● Task details
Check each line of the records below for the string "structured", then state how many lines contain it, with no other output.

## start Given data

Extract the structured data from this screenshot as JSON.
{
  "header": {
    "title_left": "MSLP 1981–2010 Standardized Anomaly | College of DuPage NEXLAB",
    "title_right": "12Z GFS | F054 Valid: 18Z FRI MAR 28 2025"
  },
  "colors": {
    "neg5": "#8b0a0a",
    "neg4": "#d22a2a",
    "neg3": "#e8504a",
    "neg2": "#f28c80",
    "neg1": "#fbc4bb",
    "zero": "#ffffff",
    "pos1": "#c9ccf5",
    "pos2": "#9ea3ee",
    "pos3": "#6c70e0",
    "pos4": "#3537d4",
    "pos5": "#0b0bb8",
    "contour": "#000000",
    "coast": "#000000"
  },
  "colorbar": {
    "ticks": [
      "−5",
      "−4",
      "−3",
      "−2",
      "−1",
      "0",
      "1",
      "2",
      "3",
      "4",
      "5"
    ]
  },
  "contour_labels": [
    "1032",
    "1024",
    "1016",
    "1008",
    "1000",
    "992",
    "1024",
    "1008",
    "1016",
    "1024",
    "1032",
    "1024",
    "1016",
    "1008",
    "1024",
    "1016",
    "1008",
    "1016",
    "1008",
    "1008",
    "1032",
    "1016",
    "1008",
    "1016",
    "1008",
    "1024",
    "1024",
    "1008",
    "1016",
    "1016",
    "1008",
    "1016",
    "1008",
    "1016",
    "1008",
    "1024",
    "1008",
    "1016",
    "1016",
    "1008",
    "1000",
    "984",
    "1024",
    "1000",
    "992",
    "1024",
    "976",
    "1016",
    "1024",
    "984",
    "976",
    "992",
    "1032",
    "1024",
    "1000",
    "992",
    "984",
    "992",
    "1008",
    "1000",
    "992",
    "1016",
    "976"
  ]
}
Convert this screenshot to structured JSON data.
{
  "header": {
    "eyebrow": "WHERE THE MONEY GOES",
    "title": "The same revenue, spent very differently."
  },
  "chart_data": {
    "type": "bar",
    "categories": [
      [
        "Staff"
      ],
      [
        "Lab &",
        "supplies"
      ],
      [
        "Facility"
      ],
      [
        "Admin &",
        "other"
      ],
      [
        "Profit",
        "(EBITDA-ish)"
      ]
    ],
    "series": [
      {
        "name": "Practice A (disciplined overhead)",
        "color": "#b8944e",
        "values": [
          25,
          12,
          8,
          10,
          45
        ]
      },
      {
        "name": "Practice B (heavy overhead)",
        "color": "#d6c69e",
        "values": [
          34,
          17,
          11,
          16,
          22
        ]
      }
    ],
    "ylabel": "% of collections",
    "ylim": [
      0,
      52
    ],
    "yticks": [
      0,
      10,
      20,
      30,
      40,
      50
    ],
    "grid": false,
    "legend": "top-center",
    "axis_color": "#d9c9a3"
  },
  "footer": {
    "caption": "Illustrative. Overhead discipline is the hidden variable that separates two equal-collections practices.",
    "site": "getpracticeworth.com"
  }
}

## end Given data

● Result for this task
2